### Direction
Quote the records that follow in full, leaving the pictures out.

### Record list
════════════════

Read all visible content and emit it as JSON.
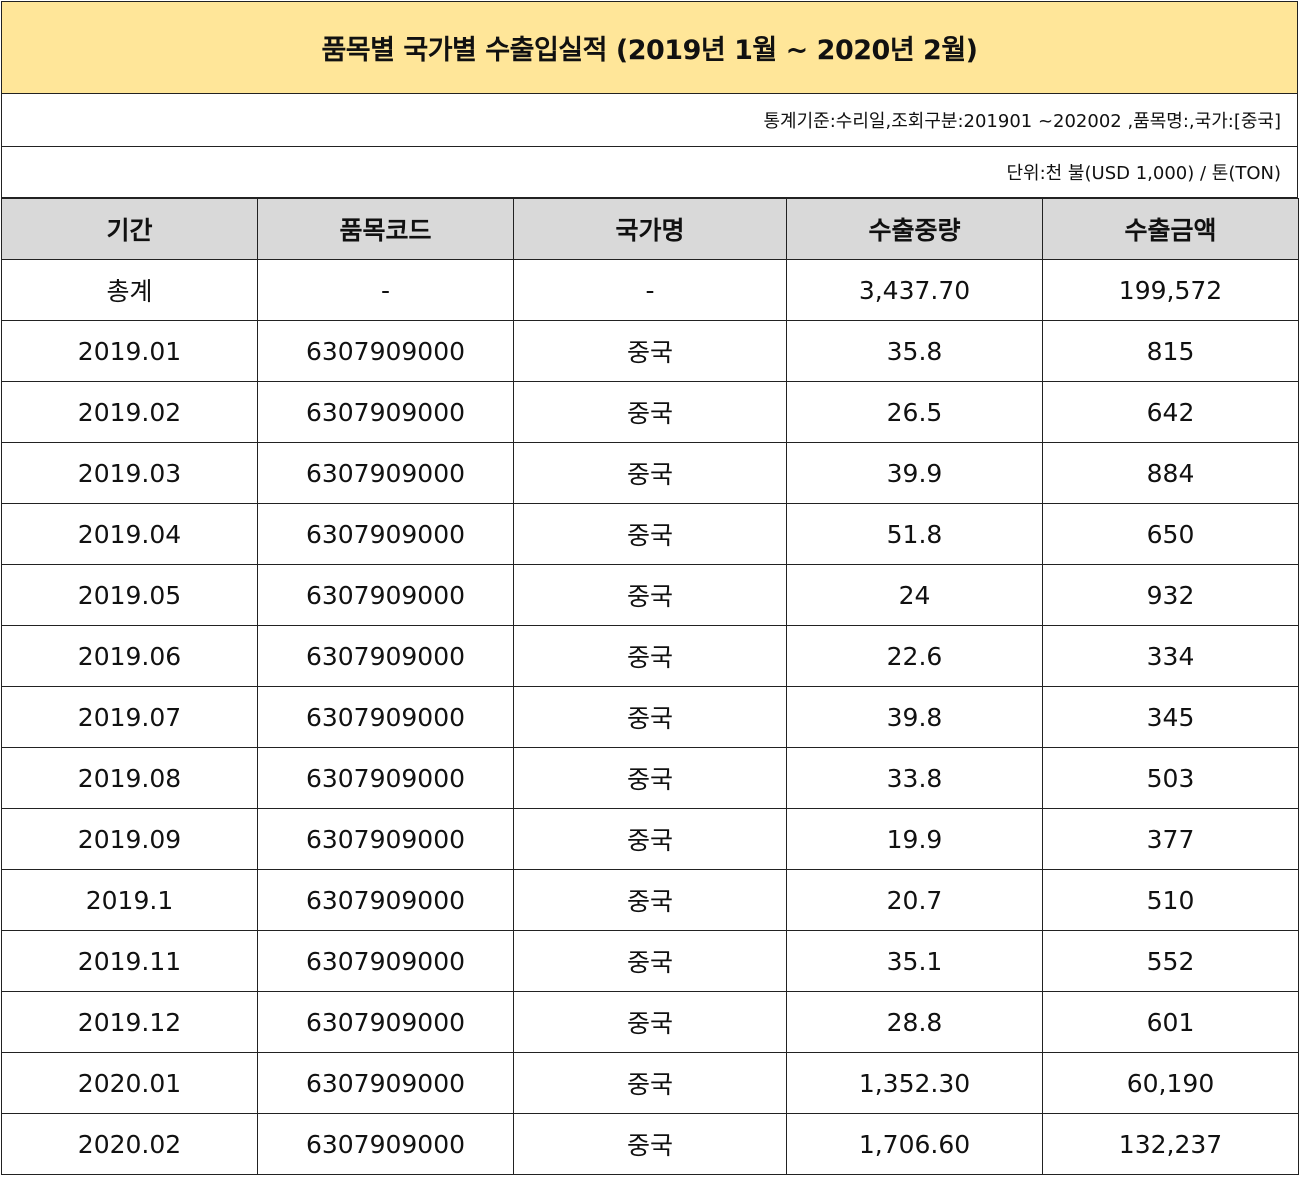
{
  "title": "품목별 국가별  수출입실적 (2019년 1월 ~ 2020년 2월)",
  "criteria": "통계기준:수리일,조회구분:201901 ~202002 ,품목명:,국가:[중국]",
  "unit": "단위:천 불(USD 1,000) / 톤(TON)",
  "headers": [
    "기간",
    "품목코드",
    "국가명",
    "수출중량",
    "수출금액"
  ],
  "rows": [
    [
      "총계",
      "-",
      "-",
      "3,437.70",
      "199,572"
    ],
    [
      "2019.01",
      "6307909000",
      "중국",
      "35.8",
      "815"
    ],
    [
      "2019.02",
      "6307909000",
      "중국",
      "26.5",
      "642"
    ],
    [
      "2019.03",
      "6307909000",
      "중국",
      "39.9",
      "884"
    ],
    [
      "2019.04",
      "6307909000",
      "중국",
      "51.8",
      "650"
    ],
    [
      "2019.05",
      "6307909000",
      "중국",
      "24",
      "932"
    ],
    [
      "2019.06",
      "6307909000",
      "중국",
      "22.6",
      "334"
    ],
    [
      "2019.07",
      "6307909000",
      "중국",
      "39.8",
      "345"
    ],
    [
      "2019.08",
      "6307909000",
      "중국",
      "33.8",
      "503"
    ],
    [
      "2019.09",
      "6307909000",
      "중국",
      "19.9",
      "377"
    ],
    [
      "2019.1",
      "6307909000",
      "중국",
      "20.7",
      "510"
    ],
    [
      "2019.11",
      "6307909000",
      "중국",
      "35.1",
      "552"
    ],
    [
      "2019.12",
      "6307909000",
      "중국",
      "28.8",
      "601"
    ],
    [
      "2020.01",
      "6307909000",
      "중국",
      "1,352.30",
      "60,190"
    ],
    [
      "2020.02",
      "6307909000",
      "중국",
      "1,706.60",
      "132,237"
    ]
  ]
}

════════════════

### Finished task
Read all visible content and emit it as JSON.
{
  "title": "품목별 국가별  수출입실적 (2019년 1월 ~ 2020년 2월)",
  "criteria": "통계기준:수리일,조회구분:201901 ~202002 ,품목명:,국가:[중국]",
  "unit": "단위:천 불(USD 1,000) / 톤(TON)",
  "headers": [
    "기간",
    "품목코드",
    "국가명",
    "수출중량",
    "수출금액"
  ],
  "rows": [
    [
      "총계",
      "-",
      "-",
      "3,437.70",
      "199,572"
    ],
    [
      "2019.01",
      "6307909000",
      "중국",
      "35.8",
      "815"
    ],
    [
      "2019.02",
      "6307909000",
      "중국",
      "26.5",
      "642"
    ],
    [
      "2019.03",
      "6307909000",
      "중국",
      "39.9",
      "884"
    ],
    [
      "2019.04",
      "6307909000",
      "중국",
      "51.8",
      "650"
    ],
    [
      "2019.05",
      "6307909000",
      "중국",
      "24",
      "932"
    ],
    [
      "2019.06",
      "6307909000",
      "중국",
      "22.6",
      "334"
    ],
    [
      "2019.07",
      "6307909000",
      "중국",
      "39.8",
      "345"
    ],
    [
      "2019.08",
      "6307909000",
      "중국",
      "33.8",
      "503"
    ],
    [
      "2019.09",
      "6307909000",
      "중국",
      "19.9",
      "377"
    ],
    [
      "2019.1",
      "6307909000",
      "중국",
      "20.7",
      "510"
    ],
    [
      "2019.11",
      "6307909000",
      "중국",
      "35.1",
      "552"
    ],
    [
      "2019.12",
      "6307909000",
      "중국",
      "28.8",
      "601"
    ],
    [
      "2020.01",
      "6307909000",
      "중국",
      "1,352.30",
      "60,190"
    ],
    [
      "2020.02",
      "6307909000",
      "중국",
      "1,706.60",
      "132,237"
    ]
  ]
}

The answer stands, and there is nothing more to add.